Work instructions:
Would you return the complete listing below word for word?

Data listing

--------------------------------------------------

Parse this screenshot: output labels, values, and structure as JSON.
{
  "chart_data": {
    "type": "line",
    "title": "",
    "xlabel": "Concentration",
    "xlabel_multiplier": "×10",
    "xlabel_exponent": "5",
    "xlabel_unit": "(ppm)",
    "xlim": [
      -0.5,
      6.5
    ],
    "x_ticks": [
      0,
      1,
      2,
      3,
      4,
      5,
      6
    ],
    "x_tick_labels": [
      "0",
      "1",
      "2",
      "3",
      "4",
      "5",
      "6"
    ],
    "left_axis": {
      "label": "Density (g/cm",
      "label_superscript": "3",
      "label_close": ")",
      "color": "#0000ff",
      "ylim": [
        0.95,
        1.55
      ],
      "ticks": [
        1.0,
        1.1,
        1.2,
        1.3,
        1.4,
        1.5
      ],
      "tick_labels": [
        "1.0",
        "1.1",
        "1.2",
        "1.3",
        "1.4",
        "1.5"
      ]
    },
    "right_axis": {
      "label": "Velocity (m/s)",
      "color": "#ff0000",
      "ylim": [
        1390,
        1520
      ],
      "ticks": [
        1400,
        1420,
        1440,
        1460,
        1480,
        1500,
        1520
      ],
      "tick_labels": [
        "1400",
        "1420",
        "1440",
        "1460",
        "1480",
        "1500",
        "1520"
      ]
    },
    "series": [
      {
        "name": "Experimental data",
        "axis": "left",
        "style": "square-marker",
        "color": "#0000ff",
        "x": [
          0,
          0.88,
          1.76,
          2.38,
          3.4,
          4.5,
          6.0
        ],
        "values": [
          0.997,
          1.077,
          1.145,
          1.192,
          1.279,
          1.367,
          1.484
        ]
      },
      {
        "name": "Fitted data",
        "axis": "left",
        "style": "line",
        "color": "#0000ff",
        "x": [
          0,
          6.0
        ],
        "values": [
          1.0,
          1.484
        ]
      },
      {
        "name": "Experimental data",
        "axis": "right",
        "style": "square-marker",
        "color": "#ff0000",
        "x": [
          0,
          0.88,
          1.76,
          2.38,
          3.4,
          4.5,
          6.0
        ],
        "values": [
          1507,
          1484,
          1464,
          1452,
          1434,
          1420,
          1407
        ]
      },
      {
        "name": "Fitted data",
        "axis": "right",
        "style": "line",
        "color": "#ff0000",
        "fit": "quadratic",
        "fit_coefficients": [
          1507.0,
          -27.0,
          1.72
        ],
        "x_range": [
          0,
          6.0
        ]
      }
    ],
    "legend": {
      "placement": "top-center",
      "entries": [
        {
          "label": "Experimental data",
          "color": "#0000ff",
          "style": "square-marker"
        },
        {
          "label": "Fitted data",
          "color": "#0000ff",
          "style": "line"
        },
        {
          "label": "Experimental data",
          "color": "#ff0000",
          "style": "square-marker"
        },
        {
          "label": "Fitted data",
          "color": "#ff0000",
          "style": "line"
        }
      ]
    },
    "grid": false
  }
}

--------------------------------------------------

The reply:
Parse this screenshot: output labels, values, and structure as JSON.
{
  "chart_data": {
    "type": "line",
    "title": "",
    "xlabel": "Concentration",
    "xlabel_multiplier": "×10",
    "xlabel_exponent": "5",
    "xlabel_unit": "(ppm)",
    "xlim": [
      -0.5,
      6.5
    ],
    "x_ticks": [
      0,
      1,
      2,
      3,
      4,
      5,
      6
    ],
    "x_tick_labels": [
      "0",
      "1",
      "2",
      "3",
      "4",
      "5",
      "6"
    ],
    "left_axis": {
      "label": "Density (g/cm",
      "label_superscript": "3",
      "label_close": ")",
      "color": "#0000ff",
      "ylim": [
        0.95,
        1.55
      ],
      "ticks": [
        1.0,
        1.1,
        1.2,
        1.3,
        1.4,
        1.5
      ],
      "tick_labels": [
        "1.0",
        "1.1",
        "1.2",
        "1.3",
        "1.4",
        "1.5"
      ]
    },
    "right_axis": {
      "label": "Velocity (m/s)",
      "color": "#ff0000",
      "ylim": [
        1390,
        1520
      ],
      "ticks": [
        1400,
        1420,
        1440,
        1460,
        1480,
        1500,
        1520
      ],
      "tick_labels": [
        "1400",
        "1420",
        "1440",
        "1460",
        "1480",
        "1500",
        "1520"
      ]
    },
    "series": [
      {
        "name": "Experimental data",
        "axis": "left",
        "style": "square-marker",
        "color": "#0000ff",
        "x": [
          0,
          0.88,
          1.76,
          2.38,
          3.4,
          4.5,
          6.0
        ],
        "values": [
          0.997,
          1.077,
          1.145,
          1.192,
          1.279,
          1.367,
          1.484
        ]
      },
      {
        "name": "Fitted data",
        "axis": "left",
        "style": "line",
        "color": "#0000ff",
        "x": [
          0,
          6.0
        ],
        "values": [
          1.0,
          1.484
        ]
      },
      {
        "name": "Experimental data",
        "axis": "right",
        "style": "square-marker",
        "color": "#ff0000",
        "x": [
          0,
          0.88,
          1.76,
          2.38,
          3.4,
          4.5,
          6.0
        ],
        "values": [
          1507,
          1484,
          1464,
          1452,
          1434,
          1420,
          1407
        ]
      },
      {
        "name": "Fitted data",
        "axis": "right",
        "style": "line",
        "color": "#ff0000",
        "fit": "quadratic",
        "fit_coefficients": [
          1507.0,
          -27.0,
          1.72
        ],
        "x_range": [
          0,
          6.0
        ]
      }
    ],
    "legend": {
      "placement": "top-center",
      "entries": [
        {
          "label": "Experimental data",
          "color": "#0000ff",
          "style": "square-marker"
        },
        {
          "label": "Fitted data",
          "color": "#0000ff",
          "style": "line"
        },
        {
          "label": "Experimental data",
          "color": "#ff0000",
          "style": "square-marker"
        },
        {
          "label": "Fitted data",
          "color": "#ff0000",
          "style": "line"
        }
      ]
    },
    "grid": false
  }
}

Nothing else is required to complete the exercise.